COMPITI DA SVOLGERE:
a – Nell'articolo sulla TAV, quale società gestisce la realizzazione dell'opera?
b – Elenca tutte le persone citate per nome nell'articolo sulla TAV.
c – Prosegui l'articolo sulla TAV dopo la sua ultima frase.

TESTO ESTRATTO:
Tav: governo diviso, decisione rimandata

Pubblicato da Redazione NanoPress Giovedì 7 marzo 2019

La TAV crea un’altra frizione all’interno del governo. Sulla linea ad alta velocità Di Maio e Salvini continuano a non trovare un accordo: l’esecutivo è diviso fra i grillini che puntano a bloccare tutto o, al limite, a ridiscutere l’entità dei lavori e i leghisti che invocano un avanti tutta.
Al premier Giuseppe Conte il difficile compito di fare da mediatore fra i due litiganti. La decisione sarà presa entro 48 ore, salvo ulteriori tentennamenti. La linea di Conte è che la decisione in merito alla TAV vada presa sulla base di un’analisi costi-benefici e qualunque sia la scelta definitiva la tenuta del governo non vada messa in discussione.
Ma il tempo è quasi scaduto: lunedì c’è il rischio che 300 milioni di euro di fondi europei vadano immediatamente bruciati dal momento che Telt, la società italo francese che gestisce la realizzazione dell’opera, dovrà pronunciarsi sull’avvio o meno dei bandi per la realizzazione del tunnel di base Torino-Lione. Il no alla TAV rischia poi di bruciare altre centinaia di milioni che l’Italia dovrebbe così restituire all’Europa.

RIGHE DEL DATASET:
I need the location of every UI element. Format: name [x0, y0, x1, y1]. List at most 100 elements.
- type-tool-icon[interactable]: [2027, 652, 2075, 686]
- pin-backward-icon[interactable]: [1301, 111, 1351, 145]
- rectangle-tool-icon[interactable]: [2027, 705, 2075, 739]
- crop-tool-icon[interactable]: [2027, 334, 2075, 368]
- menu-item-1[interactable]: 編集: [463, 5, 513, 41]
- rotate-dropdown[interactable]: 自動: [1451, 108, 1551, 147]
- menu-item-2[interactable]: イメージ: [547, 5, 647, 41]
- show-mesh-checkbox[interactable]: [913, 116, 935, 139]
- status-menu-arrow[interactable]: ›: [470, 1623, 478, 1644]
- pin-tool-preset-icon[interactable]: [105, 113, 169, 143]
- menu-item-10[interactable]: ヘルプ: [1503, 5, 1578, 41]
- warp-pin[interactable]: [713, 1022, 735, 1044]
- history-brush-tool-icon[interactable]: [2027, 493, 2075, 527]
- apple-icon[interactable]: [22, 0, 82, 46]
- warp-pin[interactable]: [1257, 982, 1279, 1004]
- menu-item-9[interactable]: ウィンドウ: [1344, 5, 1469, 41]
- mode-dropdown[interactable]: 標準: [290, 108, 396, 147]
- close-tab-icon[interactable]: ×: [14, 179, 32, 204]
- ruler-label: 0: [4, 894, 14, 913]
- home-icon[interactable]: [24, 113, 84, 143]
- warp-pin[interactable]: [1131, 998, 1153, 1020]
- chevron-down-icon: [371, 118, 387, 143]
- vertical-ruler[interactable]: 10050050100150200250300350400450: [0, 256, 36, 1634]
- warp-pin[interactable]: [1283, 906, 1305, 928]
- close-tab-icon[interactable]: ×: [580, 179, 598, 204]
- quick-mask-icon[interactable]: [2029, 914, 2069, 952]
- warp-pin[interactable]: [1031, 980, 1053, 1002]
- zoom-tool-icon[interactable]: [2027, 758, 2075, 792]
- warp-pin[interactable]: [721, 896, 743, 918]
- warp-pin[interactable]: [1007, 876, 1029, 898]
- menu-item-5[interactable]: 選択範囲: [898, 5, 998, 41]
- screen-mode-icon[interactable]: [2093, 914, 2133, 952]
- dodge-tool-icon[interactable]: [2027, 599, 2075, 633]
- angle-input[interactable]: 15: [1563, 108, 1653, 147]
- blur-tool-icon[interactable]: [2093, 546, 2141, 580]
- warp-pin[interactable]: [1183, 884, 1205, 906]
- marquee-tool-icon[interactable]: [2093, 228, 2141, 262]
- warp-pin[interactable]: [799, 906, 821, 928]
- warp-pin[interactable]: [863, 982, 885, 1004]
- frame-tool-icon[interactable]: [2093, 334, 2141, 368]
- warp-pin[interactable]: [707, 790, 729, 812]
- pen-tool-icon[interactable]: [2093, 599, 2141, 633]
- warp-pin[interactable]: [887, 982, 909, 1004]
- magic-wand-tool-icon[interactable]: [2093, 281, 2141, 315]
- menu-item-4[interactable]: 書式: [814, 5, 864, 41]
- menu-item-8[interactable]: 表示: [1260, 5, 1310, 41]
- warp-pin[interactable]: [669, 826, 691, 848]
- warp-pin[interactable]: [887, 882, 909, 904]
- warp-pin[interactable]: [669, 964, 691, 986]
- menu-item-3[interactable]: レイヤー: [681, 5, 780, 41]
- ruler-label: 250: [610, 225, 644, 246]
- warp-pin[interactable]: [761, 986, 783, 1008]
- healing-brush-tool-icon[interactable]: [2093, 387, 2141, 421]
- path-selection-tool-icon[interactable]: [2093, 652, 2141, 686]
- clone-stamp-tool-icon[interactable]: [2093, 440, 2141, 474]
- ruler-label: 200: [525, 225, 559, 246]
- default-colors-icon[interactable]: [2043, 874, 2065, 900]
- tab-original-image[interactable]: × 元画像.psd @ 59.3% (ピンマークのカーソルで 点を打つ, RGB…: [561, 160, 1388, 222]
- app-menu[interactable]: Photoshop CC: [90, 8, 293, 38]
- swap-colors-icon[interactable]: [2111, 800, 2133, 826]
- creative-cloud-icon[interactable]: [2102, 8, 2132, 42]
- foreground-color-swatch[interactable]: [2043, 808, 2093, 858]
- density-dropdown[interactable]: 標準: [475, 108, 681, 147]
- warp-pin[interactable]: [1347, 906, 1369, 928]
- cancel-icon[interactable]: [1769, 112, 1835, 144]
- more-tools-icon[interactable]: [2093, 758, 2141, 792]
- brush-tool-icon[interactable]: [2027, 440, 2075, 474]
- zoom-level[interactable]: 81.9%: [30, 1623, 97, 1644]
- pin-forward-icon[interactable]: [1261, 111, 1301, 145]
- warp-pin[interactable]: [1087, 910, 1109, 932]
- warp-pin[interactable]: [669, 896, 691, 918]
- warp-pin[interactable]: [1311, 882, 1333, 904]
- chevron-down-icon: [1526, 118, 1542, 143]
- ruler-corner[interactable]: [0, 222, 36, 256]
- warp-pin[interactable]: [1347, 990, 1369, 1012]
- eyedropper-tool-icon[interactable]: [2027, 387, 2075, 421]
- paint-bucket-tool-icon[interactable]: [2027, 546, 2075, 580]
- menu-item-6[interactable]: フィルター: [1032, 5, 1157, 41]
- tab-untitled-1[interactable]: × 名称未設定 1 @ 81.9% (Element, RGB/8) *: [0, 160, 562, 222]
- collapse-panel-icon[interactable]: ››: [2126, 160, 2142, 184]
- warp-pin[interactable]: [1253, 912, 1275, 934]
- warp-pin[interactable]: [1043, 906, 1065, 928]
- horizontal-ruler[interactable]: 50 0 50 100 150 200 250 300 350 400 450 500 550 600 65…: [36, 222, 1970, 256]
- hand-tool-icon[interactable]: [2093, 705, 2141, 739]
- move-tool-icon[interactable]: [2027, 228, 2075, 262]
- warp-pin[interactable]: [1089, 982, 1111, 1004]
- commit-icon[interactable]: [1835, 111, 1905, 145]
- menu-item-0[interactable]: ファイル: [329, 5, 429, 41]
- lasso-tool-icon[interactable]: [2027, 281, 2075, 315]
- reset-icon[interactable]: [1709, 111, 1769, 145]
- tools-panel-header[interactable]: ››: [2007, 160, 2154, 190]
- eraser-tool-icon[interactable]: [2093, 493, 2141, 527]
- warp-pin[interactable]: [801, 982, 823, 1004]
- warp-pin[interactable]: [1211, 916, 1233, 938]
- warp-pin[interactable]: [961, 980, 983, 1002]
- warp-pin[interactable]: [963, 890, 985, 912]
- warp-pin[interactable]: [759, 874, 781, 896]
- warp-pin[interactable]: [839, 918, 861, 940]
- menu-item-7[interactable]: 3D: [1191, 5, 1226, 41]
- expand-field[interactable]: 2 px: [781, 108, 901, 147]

RISPOSTE AI COMPITI:
a – Telt, la società italo francese.

b – Di Maio, Salvini, Giuseppe Conte

c –
I lavori per il tunnel ferroviario sono partiti 30 anni fa e si avvalgono di fondi europei. Per l’intera tratta Torino-Lione l’Europa ha stanziato 813 milioni di euro che l’Italia potrebbe dover restituire.
Il Movimento 5 Stelle invoca un’ulteriore valutazione costi-benefici e vuole che l’ok all’opera sia condiviso con le istituzioni locali e con i cittadini e che i progetti siano trasparenti. La Lega spinge per la realizzazione per salvare migliaia di posti di lavoro, per crearne di nuovi (15mila secondo la Commissione europea), per ridurre il traffico delle merci su gomma, per non dover restituire all’Europa i fondi già stanziati e per rendere più competitivo l’export italiano.